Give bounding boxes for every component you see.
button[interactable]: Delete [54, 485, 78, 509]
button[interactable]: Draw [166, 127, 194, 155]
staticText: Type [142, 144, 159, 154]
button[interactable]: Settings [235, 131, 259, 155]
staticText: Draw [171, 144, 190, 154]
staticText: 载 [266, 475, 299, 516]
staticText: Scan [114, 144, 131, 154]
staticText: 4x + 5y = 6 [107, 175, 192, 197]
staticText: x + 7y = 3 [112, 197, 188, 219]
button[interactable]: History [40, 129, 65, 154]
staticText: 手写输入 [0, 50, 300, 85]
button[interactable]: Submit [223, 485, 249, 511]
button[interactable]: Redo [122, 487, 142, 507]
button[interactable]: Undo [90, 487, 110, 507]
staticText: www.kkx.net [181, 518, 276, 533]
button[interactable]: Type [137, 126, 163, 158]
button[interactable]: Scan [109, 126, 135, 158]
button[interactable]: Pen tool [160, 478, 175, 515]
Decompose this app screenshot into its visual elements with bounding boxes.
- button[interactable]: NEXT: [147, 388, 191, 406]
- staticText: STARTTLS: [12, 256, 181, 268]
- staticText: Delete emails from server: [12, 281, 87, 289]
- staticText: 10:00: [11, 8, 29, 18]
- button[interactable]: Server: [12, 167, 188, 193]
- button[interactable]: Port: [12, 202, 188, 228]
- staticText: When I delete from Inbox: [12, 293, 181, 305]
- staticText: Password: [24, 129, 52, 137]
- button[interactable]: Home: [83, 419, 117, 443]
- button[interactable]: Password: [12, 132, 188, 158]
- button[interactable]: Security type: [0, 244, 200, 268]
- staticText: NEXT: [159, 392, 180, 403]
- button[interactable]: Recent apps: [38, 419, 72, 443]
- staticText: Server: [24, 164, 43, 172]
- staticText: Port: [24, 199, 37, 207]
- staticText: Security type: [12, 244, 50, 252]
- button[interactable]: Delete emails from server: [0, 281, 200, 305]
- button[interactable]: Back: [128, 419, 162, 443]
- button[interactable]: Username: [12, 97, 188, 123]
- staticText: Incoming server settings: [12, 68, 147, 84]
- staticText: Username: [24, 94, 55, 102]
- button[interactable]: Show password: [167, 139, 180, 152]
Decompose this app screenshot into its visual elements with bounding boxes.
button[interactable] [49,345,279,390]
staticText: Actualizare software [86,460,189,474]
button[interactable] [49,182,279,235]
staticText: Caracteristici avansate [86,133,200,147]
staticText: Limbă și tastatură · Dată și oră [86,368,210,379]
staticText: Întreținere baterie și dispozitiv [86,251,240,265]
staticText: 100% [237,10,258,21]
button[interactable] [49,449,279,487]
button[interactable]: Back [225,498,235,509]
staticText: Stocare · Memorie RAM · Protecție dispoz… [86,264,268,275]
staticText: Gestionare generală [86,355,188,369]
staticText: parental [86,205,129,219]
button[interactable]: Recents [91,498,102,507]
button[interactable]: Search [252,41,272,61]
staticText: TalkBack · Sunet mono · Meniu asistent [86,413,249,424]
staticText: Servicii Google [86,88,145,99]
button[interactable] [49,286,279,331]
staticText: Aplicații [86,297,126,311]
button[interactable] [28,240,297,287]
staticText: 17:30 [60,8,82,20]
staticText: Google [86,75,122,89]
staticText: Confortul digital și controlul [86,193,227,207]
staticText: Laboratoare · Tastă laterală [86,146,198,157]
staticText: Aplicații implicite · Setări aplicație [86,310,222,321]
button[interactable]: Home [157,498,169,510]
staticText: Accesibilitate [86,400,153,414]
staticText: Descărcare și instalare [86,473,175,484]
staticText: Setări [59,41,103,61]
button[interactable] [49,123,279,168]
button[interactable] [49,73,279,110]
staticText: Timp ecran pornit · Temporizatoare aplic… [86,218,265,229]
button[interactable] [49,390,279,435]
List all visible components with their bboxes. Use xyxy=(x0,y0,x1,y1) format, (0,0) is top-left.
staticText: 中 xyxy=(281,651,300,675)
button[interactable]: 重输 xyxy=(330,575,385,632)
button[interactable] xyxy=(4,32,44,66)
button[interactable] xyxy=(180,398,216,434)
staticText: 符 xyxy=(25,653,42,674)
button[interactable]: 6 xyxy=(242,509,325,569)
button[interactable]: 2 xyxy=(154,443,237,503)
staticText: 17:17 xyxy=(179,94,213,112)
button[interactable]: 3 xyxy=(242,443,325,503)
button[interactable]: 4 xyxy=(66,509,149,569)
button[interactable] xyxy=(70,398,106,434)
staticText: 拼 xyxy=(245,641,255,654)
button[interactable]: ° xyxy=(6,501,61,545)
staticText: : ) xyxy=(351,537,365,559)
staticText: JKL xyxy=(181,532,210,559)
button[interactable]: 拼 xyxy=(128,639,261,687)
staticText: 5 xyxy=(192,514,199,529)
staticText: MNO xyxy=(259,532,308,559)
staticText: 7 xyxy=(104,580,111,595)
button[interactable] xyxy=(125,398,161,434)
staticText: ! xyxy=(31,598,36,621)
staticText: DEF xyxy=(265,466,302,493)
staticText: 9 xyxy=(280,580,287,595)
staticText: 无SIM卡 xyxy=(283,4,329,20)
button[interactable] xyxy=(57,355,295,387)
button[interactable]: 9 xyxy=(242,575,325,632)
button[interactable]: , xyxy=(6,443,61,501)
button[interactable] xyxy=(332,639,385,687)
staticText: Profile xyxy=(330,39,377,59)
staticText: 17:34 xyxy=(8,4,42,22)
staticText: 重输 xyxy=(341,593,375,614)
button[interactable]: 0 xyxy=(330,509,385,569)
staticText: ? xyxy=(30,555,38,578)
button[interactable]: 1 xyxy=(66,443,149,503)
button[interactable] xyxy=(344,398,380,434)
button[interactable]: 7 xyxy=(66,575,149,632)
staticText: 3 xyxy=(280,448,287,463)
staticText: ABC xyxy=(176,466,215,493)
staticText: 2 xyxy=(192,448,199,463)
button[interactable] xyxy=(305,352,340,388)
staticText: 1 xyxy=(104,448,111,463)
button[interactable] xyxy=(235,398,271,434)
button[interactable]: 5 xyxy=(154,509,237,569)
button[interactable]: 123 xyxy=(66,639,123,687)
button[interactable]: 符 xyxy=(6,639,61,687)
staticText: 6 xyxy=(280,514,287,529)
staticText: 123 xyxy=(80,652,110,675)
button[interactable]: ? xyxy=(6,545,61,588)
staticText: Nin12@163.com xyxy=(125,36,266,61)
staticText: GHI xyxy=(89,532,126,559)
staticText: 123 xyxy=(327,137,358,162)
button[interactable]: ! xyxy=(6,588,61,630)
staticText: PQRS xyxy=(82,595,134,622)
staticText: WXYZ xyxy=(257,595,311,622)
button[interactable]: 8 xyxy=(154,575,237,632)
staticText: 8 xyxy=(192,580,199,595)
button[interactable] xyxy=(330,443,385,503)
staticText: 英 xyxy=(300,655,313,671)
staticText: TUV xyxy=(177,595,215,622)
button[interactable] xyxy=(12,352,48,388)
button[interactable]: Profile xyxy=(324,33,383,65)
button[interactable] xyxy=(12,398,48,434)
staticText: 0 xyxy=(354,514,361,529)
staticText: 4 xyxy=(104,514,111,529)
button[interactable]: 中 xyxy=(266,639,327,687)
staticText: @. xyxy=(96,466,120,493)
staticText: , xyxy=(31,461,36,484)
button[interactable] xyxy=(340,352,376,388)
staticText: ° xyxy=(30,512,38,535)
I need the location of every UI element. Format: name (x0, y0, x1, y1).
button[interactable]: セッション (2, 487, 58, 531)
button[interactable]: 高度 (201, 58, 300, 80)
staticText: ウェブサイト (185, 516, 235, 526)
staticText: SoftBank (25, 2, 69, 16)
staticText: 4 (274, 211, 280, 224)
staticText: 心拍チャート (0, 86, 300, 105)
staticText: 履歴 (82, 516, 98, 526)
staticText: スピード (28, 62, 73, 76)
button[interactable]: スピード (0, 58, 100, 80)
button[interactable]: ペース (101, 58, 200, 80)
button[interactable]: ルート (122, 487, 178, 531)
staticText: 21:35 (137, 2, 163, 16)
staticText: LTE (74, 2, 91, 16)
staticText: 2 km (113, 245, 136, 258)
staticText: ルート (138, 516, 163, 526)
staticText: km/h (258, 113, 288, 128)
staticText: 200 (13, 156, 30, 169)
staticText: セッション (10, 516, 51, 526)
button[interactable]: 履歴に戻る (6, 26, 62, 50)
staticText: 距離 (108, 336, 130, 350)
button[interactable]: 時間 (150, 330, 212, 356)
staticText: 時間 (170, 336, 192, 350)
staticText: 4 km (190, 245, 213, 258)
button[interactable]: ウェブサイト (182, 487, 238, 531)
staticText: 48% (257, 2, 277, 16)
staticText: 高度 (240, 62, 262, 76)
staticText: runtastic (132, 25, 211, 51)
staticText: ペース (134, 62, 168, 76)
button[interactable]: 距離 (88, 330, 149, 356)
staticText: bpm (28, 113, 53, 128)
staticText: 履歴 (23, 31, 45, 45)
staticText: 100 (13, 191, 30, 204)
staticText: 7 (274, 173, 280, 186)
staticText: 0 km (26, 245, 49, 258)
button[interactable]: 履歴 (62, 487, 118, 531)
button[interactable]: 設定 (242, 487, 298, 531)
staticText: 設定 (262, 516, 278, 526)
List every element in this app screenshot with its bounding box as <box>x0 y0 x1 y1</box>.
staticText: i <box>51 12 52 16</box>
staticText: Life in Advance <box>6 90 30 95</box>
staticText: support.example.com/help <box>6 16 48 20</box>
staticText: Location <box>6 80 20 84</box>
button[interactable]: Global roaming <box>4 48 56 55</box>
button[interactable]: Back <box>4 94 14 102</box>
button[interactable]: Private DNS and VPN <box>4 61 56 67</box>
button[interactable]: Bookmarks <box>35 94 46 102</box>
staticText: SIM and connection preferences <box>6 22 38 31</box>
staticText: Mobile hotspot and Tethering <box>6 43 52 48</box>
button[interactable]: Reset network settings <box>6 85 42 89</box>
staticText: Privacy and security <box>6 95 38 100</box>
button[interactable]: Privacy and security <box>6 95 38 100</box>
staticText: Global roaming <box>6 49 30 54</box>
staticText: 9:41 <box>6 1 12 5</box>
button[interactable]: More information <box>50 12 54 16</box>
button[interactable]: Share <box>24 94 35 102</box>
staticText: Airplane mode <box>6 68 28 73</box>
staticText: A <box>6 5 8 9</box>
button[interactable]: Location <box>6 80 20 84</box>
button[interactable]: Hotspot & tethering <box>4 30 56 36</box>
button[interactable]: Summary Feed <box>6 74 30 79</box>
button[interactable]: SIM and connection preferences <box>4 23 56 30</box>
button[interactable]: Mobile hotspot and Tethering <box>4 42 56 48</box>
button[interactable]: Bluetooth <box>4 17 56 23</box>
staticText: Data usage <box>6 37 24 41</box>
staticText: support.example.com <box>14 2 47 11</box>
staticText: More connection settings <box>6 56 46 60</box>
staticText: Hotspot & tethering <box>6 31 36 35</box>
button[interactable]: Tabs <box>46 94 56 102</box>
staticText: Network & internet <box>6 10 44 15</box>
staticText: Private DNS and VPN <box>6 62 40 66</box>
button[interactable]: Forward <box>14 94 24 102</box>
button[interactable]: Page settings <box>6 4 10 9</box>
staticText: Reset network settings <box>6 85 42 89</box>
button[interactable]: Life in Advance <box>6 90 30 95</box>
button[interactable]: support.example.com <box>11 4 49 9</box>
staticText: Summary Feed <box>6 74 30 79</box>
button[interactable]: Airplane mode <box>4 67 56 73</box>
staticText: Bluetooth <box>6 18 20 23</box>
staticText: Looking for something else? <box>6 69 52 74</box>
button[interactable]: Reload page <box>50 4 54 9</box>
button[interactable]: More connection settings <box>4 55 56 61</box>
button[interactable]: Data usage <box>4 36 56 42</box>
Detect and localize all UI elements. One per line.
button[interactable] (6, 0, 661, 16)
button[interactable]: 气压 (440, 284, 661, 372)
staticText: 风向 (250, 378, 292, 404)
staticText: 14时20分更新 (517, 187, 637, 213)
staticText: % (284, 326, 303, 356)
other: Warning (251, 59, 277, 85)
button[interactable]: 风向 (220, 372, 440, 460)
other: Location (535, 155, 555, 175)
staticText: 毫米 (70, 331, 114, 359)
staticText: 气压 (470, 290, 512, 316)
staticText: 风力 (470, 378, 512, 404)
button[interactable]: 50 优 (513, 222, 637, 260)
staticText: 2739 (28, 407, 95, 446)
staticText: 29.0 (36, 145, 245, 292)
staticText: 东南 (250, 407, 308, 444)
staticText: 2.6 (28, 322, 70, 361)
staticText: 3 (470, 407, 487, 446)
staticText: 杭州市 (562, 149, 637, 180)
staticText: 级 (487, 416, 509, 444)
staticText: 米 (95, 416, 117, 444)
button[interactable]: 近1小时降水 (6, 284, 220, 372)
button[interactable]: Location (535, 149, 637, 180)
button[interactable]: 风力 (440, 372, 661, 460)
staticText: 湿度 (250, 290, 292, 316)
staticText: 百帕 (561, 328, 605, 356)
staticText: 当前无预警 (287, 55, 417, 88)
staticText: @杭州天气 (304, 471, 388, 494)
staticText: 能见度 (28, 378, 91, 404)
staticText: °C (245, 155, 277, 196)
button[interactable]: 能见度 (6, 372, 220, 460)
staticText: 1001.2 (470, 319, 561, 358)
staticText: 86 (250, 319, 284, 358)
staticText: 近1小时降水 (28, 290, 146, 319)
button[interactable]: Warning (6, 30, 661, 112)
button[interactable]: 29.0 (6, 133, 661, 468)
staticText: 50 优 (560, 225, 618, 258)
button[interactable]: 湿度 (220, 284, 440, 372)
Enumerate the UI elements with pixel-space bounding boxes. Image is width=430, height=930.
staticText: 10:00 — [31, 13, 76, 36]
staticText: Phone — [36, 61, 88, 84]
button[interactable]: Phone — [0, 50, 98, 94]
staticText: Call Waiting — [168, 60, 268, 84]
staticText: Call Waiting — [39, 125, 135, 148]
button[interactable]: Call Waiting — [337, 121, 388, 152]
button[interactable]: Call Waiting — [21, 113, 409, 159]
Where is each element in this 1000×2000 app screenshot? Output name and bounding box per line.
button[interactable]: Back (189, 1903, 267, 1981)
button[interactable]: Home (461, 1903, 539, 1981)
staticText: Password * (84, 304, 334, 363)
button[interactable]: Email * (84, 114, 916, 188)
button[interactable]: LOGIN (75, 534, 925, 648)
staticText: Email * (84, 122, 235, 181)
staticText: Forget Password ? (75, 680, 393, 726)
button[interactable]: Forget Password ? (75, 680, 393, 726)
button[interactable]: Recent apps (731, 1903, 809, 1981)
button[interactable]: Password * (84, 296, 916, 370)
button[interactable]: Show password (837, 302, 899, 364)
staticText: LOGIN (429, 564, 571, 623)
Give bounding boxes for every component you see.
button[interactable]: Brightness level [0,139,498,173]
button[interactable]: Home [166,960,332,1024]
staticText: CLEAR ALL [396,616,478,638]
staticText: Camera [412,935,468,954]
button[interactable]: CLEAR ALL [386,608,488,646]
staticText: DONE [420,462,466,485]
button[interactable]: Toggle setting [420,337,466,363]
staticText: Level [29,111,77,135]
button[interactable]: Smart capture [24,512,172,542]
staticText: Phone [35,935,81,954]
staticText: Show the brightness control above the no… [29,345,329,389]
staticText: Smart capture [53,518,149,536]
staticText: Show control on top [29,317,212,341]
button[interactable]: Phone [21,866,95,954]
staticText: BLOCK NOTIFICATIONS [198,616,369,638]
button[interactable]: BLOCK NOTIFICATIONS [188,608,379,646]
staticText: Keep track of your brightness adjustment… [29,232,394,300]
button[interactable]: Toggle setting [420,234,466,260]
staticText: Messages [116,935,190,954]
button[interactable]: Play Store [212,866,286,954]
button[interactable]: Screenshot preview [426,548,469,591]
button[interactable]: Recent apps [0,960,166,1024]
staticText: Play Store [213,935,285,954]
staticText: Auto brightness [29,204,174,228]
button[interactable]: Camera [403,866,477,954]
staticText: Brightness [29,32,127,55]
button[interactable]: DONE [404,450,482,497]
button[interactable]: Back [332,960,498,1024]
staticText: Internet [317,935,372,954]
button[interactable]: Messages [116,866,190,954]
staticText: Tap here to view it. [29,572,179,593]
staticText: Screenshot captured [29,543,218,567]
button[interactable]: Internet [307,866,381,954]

• • • • •

#### Written problem
Can you render the items from the start through the one containing "staticText: x + 7y = 3 [112, 197, 188, 219]", both included, as a Markdown table with the columns Row and Item, numbering each row and skipping blank lines?

#### Answer in full
| Row | Item |
|---|---|
| 1 | Give bounding boxes for every component you see. |
| 2 | button[interactable]: Delete [54, 485, 78, 509] |
| 3 | button[interactable]: Draw [166, 127, 194, 155] |
| 4 | staticText: Type [142, 144, 159, 154] |
| 5 | button[interactable]: Settings [235, 131, 259, 155] |
| 6 | staticText: Draw [171, 144, 190, 154] |
| 7 | staticText: 载 [266, 475, 299, 516] |
| 8 | staticText: Scan [114, 144, 131, 154] |
| 9 | staticText: 4x + 5y = 6 [107, 175, 192, 197] |
| 10 | staticText: x + 7y = 3 [112, 197, 188, 219] |